# [Dataset records]

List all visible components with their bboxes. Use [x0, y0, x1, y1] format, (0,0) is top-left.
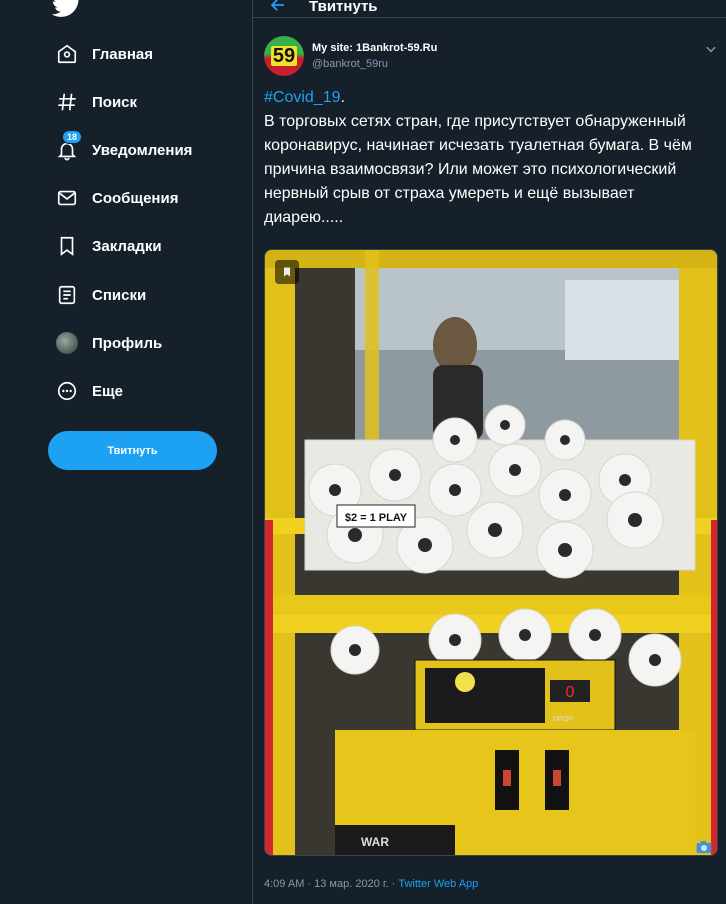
avatar-text: 59	[270, 45, 298, 67]
notification-badge: 18	[62, 130, 83, 144]
header-divider	[253, 17, 726, 18]
bookmark-icon[interactable]	[275, 260, 299, 284]
tweet-meta: 4:09 AM · 13 мар. 2020 г. · Twitter Web …	[264, 878, 478, 890]
sidebar-item-label: Уведомления	[92, 141, 193, 159]
sidebar-item-label: Сообщения	[92, 189, 179, 207]
sidebar-item-more[interactable]: Еще	[48, 371, 123, 411]
hashtag-link[interactable]: #Covid_19	[264, 89, 341, 106]
sidebar-item-bookmarks[interactable]: Закладки	[48, 226, 162, 266]
sidebar-item-label: Списки	[92, 286, 147, 304]
tweet-body: В торговых сетях стран, где присутствует…	[264, 113, 692, 226]
bookmark-icon	[54, 233, 80, 259]
sidebar-item-profile[interactable]: Профиль	[48, 323, 162, 363]
avatar-icon	[54, 330, 80, 356]
page-title: Твитнуть	[309, 0, 378, 15]
chevron-down-icon[interactable]	[704, 42, 718, 56]
hashtag-icon	[54, 89, 80, 115]
sidebar-item-label: Еще	[92, 382, 124, 400]
sidebar-item-label: Закладки	[92, 237, 162, 255]
sidebar-item-search[interactable]: Поиск	[48, 82, 137, 122]
sidebar-item-lists[interactable]: Списки	[48, 275, 146, 315]
twitter-bird-icon[interactable]	[52, 0, 82, 18]
price-sign-text: $2 = 1 PLAY	[345, 512, 408, 524]
sidebar-item-notifications[interactable]: 18 Уведомления	[48, 130, 192, 170]
camera-icon	[696, 841, 712, 853]
author-avatar[interactable]: 59	[264, 36, 304, 76]
claw-machine-photo: $2 = 1 PLAY 0 DROP WAR	[265, 250, 717, 855]
page-header: Твитнуть	[253, 0, 726, 16]
sidebar: Главная Поиск 18 Уведомления Сообщения З…	[0, 0, 252, 904]
brand-label: WAR	[361, 835, 389, 849]
sidebar-item-label: Главная	[92, 45, 154, 63]
arrow-left-icon[interactable]	[269, 0, 287, 14]
sidebar-item-messages[interactable]: Сообщения	[48, 178, 178, 218]
tweet-text: #Covid_19. В торговых сетях стран, где п…	[264, 86, 714, 230]
sidebar-item-label: Профиль	[92, 334, 163, 352]
column-divider	[252, 0, 253, 904]
tweet-button[interactable]: Твитнуть	[48, 431, 217, 470]
home-icon	[54, 41, 80, 67]
list-icon	[54, 282, 80, 308]
tweet-image[interactable]: $2 = 1 PLAY 0 DROP WAR	[264, 249, 718, 856]
counter-display: 0	[566, 684, 575, 701]
more-icon	[54, 378, 80, 404]
author-name[interactable]: My site: 1Bankrot-59.Ru	[312, 42, 437, 54]
sidebar-item-home[interactable]: Главная	[48, 34, 153, 74]
drop-button-label: DROP	[553, 716, 574, 723]
hashtag-suffix: .	[340, 89, 345, 106]
author-handle[interactable]: @bankrot_59ru	[312, 58, 388, 70]
bell-icon: 18	[54, 130, 83, 163]
sidebar-item-label: Поиск	[92, 93, 138, 111]
source-link[interactable]: Twitter Web App	[398, 878, 478, 890]
timestamp[interactable]: 4:09 AM · 13 мар. 2020 г. ·	[264, 878, 398, 890]
envelope-icon	[54, 185, 80, 211]
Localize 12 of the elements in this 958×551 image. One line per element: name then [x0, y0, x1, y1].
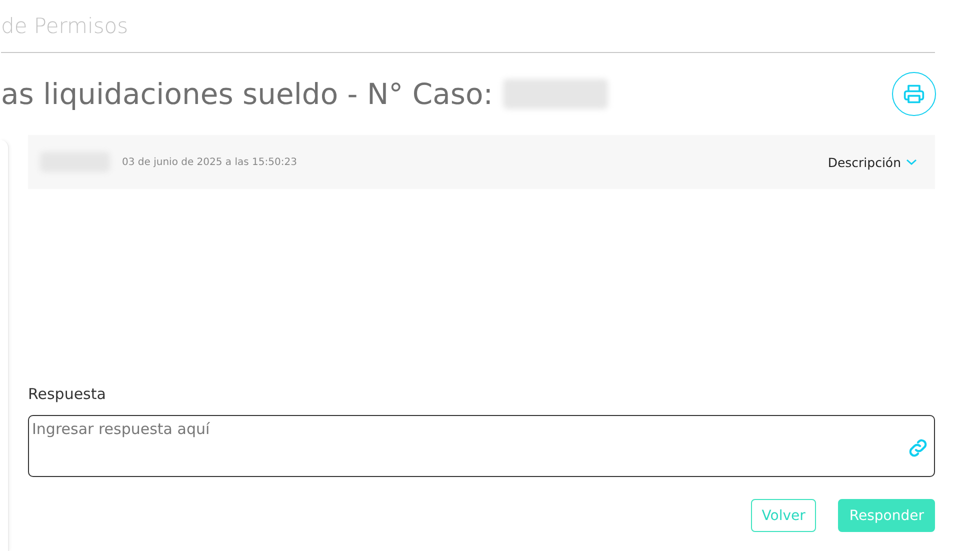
reply-field[interactable]: Ingresar respuesta aquí	[28, 415, 935, 477]
message-date: 03 de junio de 2025 a las 15:50:23	[122, 156, 297, 168]
breadcrumb: de Permisos	[1, 14, 128, 38]
reply-label: Respuesta	[28, 385, 107, 403]
print-button[interactable]	[892, 72, 936, 116]
printer-icon	[903, 83, 925, 105]
description-toggle[interactable]: Descripción	[828, 154, 917, 170]
page-title: as liquidaciones sueldo - N° Caso:	[1, 77, 494, 111]
chevron-icon	[906, 158, 917, 166]
reply-input[interactable]: Ingresar respuesta aquí	[32, 420, 906, 438]
back-button[interactable]: Volver	[750, 499, 816, 532]
submit-button[interactable]: Responder	[838, 499, 935, 532]
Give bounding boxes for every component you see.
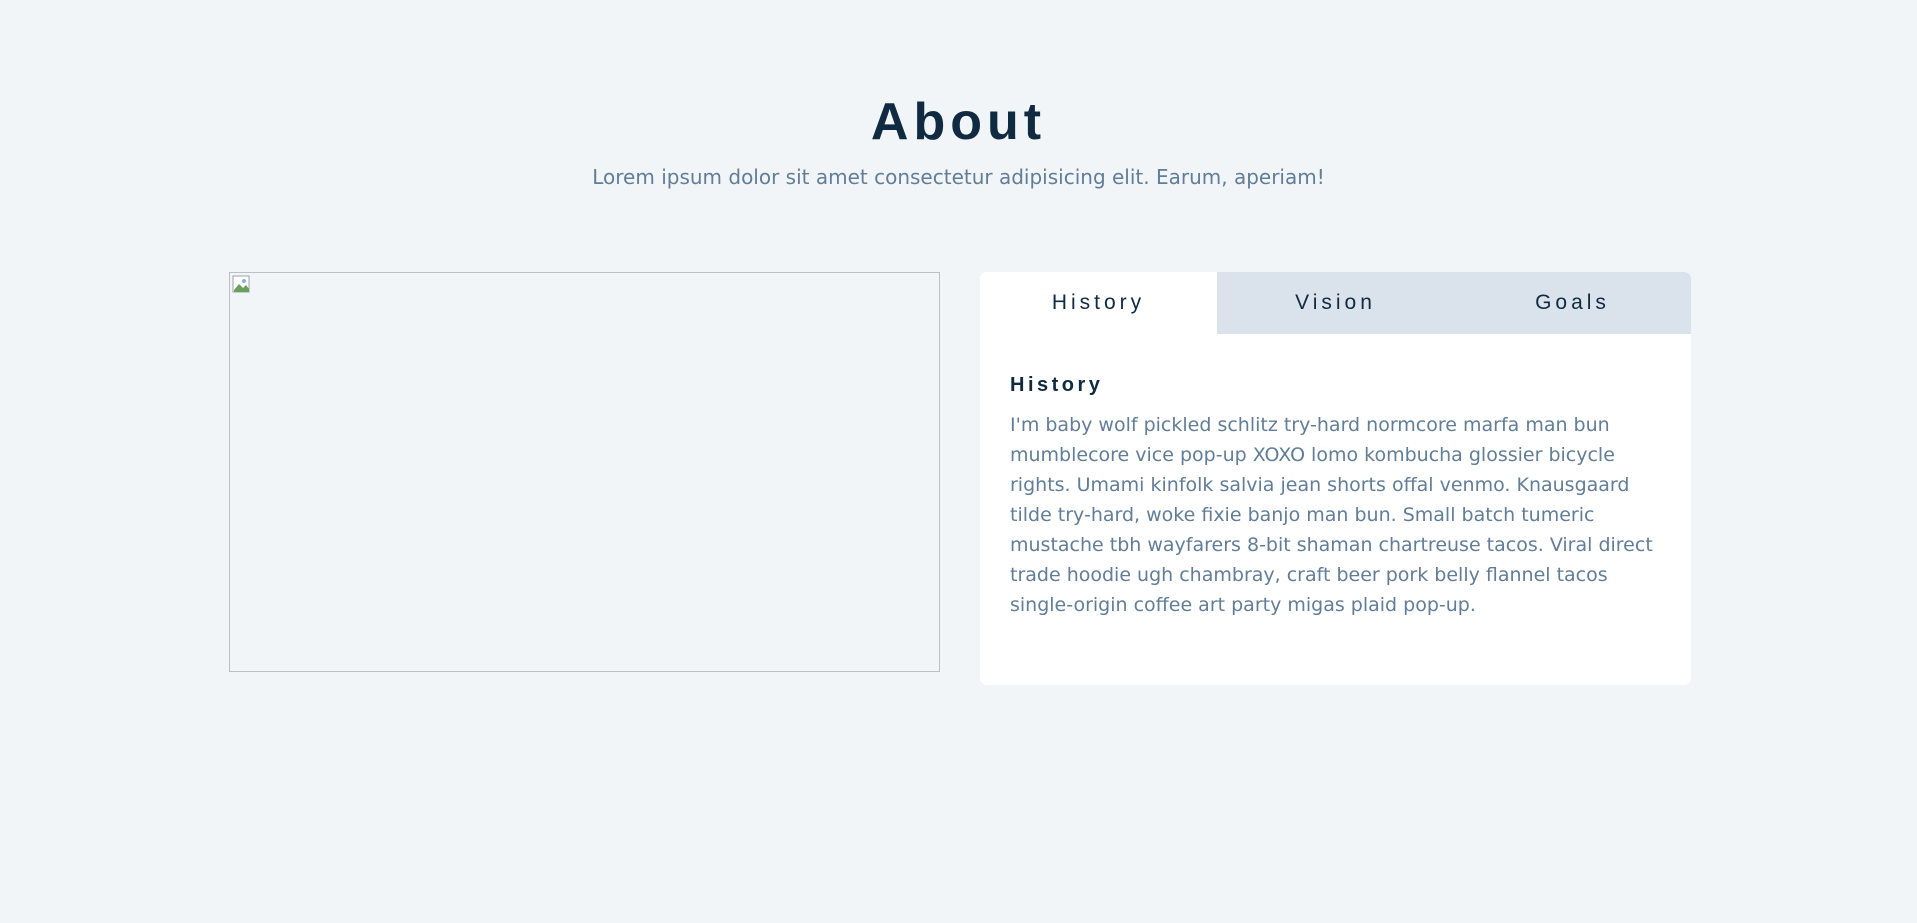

# [Written problem]
Reproduce all of the entries with each occurrence of "sidebar-item-label" changed to "nav-label" and every other character left unchanged. Omit the pictures from your answer.

# [Response for this exercise]
List all visible components with their bboxes. Use [x0, y0, x1, y1] format, (0,0) is top-left.
avatar-text: 59	[270, 45, 298, 67]
notification-badge: 18	[62, 130, 83, 144]
header-divider	[253, 17, 726, 18]
bookmark-icon[interactable]	[275, 260, 299, 284]
tweet-meta: 4:09 AM · 13 мар. 2020 г. · Twitter Web …	[264, 878, 478, 890]
nav-label: Уведомления	[92, 141, 193, 159]
nav-label: Сообщения	[92, 189, 179, 207]
sidebar-item-more[interactable]: Еще	[48, 371, 123, 411]
hashtag-link[interactable]: #Covid_19	[264, 89, 341, 106]
sidebar-item-bookmarks[interactable]: Закладки	[48, 226, 162, 266]
nav-label: Списки	[92, 286, 147, 304]
tweet-body: В торговых сетях стран, где присутствует…	[264, 113, 692, 226]
bookmark-icon	[54, 233, 80, 259]
sidebar-item-profile[interactable]: Профиль	[48, 323, 162, 363]
avatar-icon	[54, 330, 80, 356]
page-title: Твитнуть	[309, 0, 378, 15]
chevron-down-icon[interactable]	[704, 42, 718, 56]
hashtag-icon	[54, 89, 80, 115]
nav-label: Еще	[92, 382, 124, 400]
nav-label: Закладки	[92, 237, 162, 255]
sidebar-item-search[interactable]: Поиск	[48, 82, 137, 122]
sidebar-item-lists[interactable]: Списки	[48, 275, 146, 315]
twitter-bird-icon[interactable]	[52, 0, 82, 18]
price-sign-text: $2 = 1 PLAY	[345, 512, 408, 524]
sidebar-item-notifications[interactable]: 18 Уведомления	[48, 130, 192, 170]
camera-icon	[696, 841, 712, 853]
author-avatar[interactable]: 59	[264, 36, 304, 76]
claw-machine-photo: $2 = 1 PLAY 0 DROP WAR	[265, 250, 717, 855]
page-header: Твитнуть	[253, 0, 726, 16]
sidebar: Главная Поиск 18 Уведомления Сообщения З…	[0, 0, 252, 904]
brand-label: WAR	[361, 835, 389, 849]
nav-label: Главная	[92, 45, 154, 63]
arrow-left-icon[interactable]	[269, 0, 287, 14]
sidebar-item-messages[interactable]: Сообщения	[48, 178, 178, 218]
tweet-text: #Covid_19. В торговых сетях стран, где п…	[264, 86, 714, 230]
nav-label: Профиль	[92, 334, 163, 352]
column-divider	[252, 0, 253, 904]
tweet-button[interactable]: Твитнуть	[48, 431, 217, 470]
home-icon	[54, 41, 80, 67]
list-icon	[54, 282, 80, 308]
tweet-image[interactable]: $2 = 1 PLAY 0 DROP WAR	[264, 249, 718, 856]
counter-display: 0	[566, 684, 575, 701]
more-icon	[54, 378, 80, 404]
author-name[interactable]: My site: 1Bankrot-59.Ru	[312, 42, 437, 54]
sidebar-item-home[interactable]: Главная	[48, 34, 153, 74]
drop-button-label: DROP	[553, 716, 574, 723]
hashtag-suffix: .	[340, 89, 345, 106]
author-handle[interactable]: @bankrot_59ru	[312, 58, 388, 70]
bell-icon: 18	[54, 130, 83, 163]
nav-label: Поиск	[92, 93, 138, 111]
source-link[interactable]: Twitter Web App	[398, 878, 478, 890]
timestamp[interactable]: 4:09 AM · 13 мар. 2020 г. ·	[264, 878, 398, 890]
envelope-icon	[54, 185, 80, 211]
Localize 12 of the elements in this 958×551 image. One line per element: name then [x0, y0, x1, y1].
reply-field[interactable]: Ingresar respuesta aquí	[28, 415, 935, 477]
message-date: 03 de junio de 2025 a las 15:50:23	[122, 156, 297, 168]
breadcrumb: de Permisos	[1, 14, 128, 38]
reply-label: Respuesta	[28, 385, 107, 403]
print-button[interactable]	[892, 72, 936, 116]
printer-icon	[903, 83, 925, 105]
description-toggle[interactable]: Descripción	[828, 154, 917, 170]
page-title: as liquidaciones sueldo - N° Caso:	[1, 77, 494, 111]
chevron-icon	[906, 158, 917, 166]
reply-input[interactable]: Ingresar respuesta aquí	[32, 420, 906, 438]
back-button[interactable]: Volver	[750, 499, 816, 532]
submit-button[interactable]: Responder	[838, 499, 935, 532]
Give bounding boxes for every component you see.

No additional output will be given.